**THE TASK**
Images must not appear in your copy; reproduce every other part of the records exactly.

**RAW RECORDS**
□ □ □ □
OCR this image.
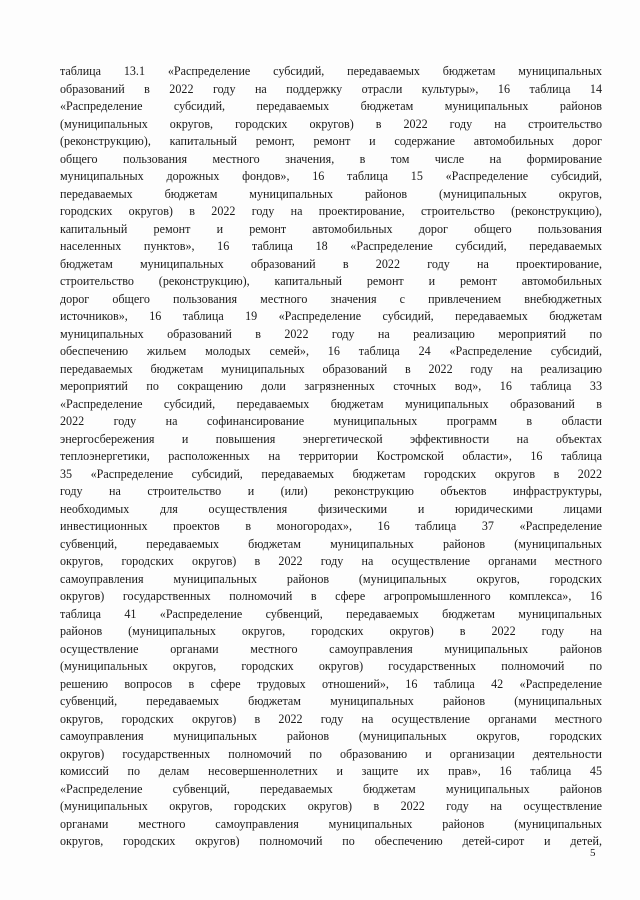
таблица 13.1 «Распределение субсидий, передаваемых бюджетам муниципальных
образований в 2022 году на поддержку отрасли культуры», 16 таблица 14
«Распределение субсидий, передаваемых бюджетам муниципальных районов
(муниципальных округов, городских округов) в 2022 году на строительство
(реконструкцию), капитальный ремонт, ремонт и содержание автомобильных дорог
общего пользования местного значения, в том числе на формирование
муниципальных дорожных фондов», 16 таблица 15 «Распределение субсидий,
передаваемых бюджетам муниципальных районов (муниципальных округов,
городских округов) в 2022 году на проектирование, строительство (реконструкцию),
капитальный ремонт и ремонт автомобильных дорог общего пользования
населенных пунктов», 16 таблица 18 «Распределение субсидий, передаваемых
бюджетам муниципальных образований в 2022 году на проектирование,
строительство (реконструкцию), капитальный ремонт и ремонт автомобильных
дорог общего пользования местного значения с привлечением внебюджетных
источников», 16 таблица 19 «Распределение субсидий, передаваемых бюджетам
муниципальных образований в 2022 году на реализацию мероприятий по
обеспечению жильем молодых семей», 16 таблица 24 «Распределение субсидий,
передаваемых бюджетам муниципальных образований в 2022 году на реализацию
мероприятий по сокращению доли загрязненных сточных вод», 16 таблица 33
«Распределение субсидий, передаваемых бюджетам муниципальных образований в
2022 году на софинансирование муниципальных программ в области
энергосбережения и повышения энергетической эффективности на объектах
теплоэнергетики, расположенных на территории Костромской области», 16 таблица
35 «Распределение субсидий, передаваемых бюджетам городских округов в 2022
году на строительство и (или) реконструкцию объектов инфраструктуры,
необходимых для осуществления физическими и юридическими лицами
инвестиционных проектов в моногородах», 16 таблица 37 «Распределение
субвенций, передаваемых бюджетам муниципальных районов (муниципальных
округов, городских округов) в 2022 году на осуществление органами местного
самоуправления муниципальных районов (муниципальных округов, городских
округов) государственных полномочий в сфере агропромышленного комплекса», 16
таблица 41 «Распределение субвенций, передаваемых бюджетам муниципальных
районов (муниципальных округов, городских округов) в 2022 году на
осуществление органами местного самоуправления муниципальных районов
(муниципальных округов, городских округов) государственных полномочий по
решению вопросов в сфере трудовых отношений», 16 таблица 42 «Распределение
субвенций, передаваемых бюджетам муниципальных районов (муниципальных
округов, городских округов) в 2022 году на осуществление органами местного
самоуправления муниципальных районов (муниципальных округов, городских
округов) государственных полномочий по образованию и организации деятельности
комиссий по делам несовершеннолетних и защите их прав», 16 таблица 45
«Распределение субвенций, передаваемых бюджетам муниципальных районов
(муниципальных округов, городских округов) в 2022 году на осуществление
органами местного самоуправления муниципальных районов (муниципальных
округов, городских округов) полномочий по обеспечению детей-сирот и детей,
5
□ □ □ □
**ANSWER TO THE PROBLEM**
OCR this image.
таблица 13.1 «Распределение субсидий, передаваемых бюджетам муниципальных
образований в 2022 году на поддержку отрасли культуры», 16 таблица 14
«Распределение субсидий, передаваемых бюджетам муниципальных районов
(муниципальных округов, городских округов) в 2022 году на строительство
(реконструкцию), капитальный ремонт, ремонт и содержание автомобильных дорог
общего пользования местного значения, в том числе на формирование
муниципальных дорожных фондов», 16 таблица 15 «Распределение субсидий,
передаваемых бюджетам муниципальных районов (муниципальных округов,
городских округов) в 2022 году на проектирование, строительство (реконструкцию),
капитальный ремонт и ремонт автомобильных дорог общего пользования
населенных пунктов», 16 таблица 18 «Распределение субсидий, передаваемых
бюджетам муниципальных образований в 2022 году на проектирование,
строительство (реконструкцию), капитальный ремонт и ремонт автомобильных
дорог общего пользования местного значения с привлечением внебюджетных
источников», 16 таблица 19 «Распределение субсидий, передаваемых бюджетам
муниципальных образований в 2022 году на реализацию мероприятий по
обеспечению жильем молодых семей», 16 таблица 24 «Распределение субсидий,
передаваемых бюджетам муниципальных образований в 2022 году на реализацию
мероприятий по сокращению доли загрязненных сточных вод», 16 таблица 33
«Распределение субсидий, передаваемых бюджетам муниципальных образований в
2022 году на софинансирование муниципальных программ в области
энергосбережения и повышения энергетической эффективности на объектах
теплоэнергетики, расположенных на территории Костромской области», 16 таблица
35 «Распределение субсидий, передаваемых бюджетам городских округов в 2022
году на строительство и (или) реконструкцию объектов инфраструктуры,
необходимых для осуществления физическими и юридическими лицами
инвестиционных проектов в моногородах», 16 таблица 37 «Распределение
субвенций, передаваемых бюджетам муниципальных районов (муниципальных
округов, городских округов) в 2022 году на осуществление органами местного
самоуправления муниципальных районов (муниципальных округов, городских
округов) государственных полномочий в сфере агропромышленного комплекса», 16
таблица 41 «Распределение субвенций, передаваемых бюджетам муниципальных
районов (муниципальных округов, городских округов) в 2022 году на
осуществление органами местного самоуправления муниципальных районов
(муниципальных округов, городских округов) государственных полномочий по
решению вопросов в сфере трудовых отношений», 16 таблица 42 «Распределение
субвенций, передаваемых бюджетам муниципальных районов (муниципальных
округов, городских округов) в 2022 году на осуществление органами местного
самоуправления муниципальных районов (муниципальных округов, городских
округов) государственных полномочий по образованию и организации деятельности
комиссий по делам несовершеннолетних и защите их прав», 16 таблица 45
«Распределение субвенций, передаваемых бюджетам муниципальных районов
(муниципальных округов, городских округов) в 2022 году на осуществление
органами местного самоуправления муниципальных районов (муниципальных
округов, городских округов) полномочий по обеспечению детей-сирот и детей,
5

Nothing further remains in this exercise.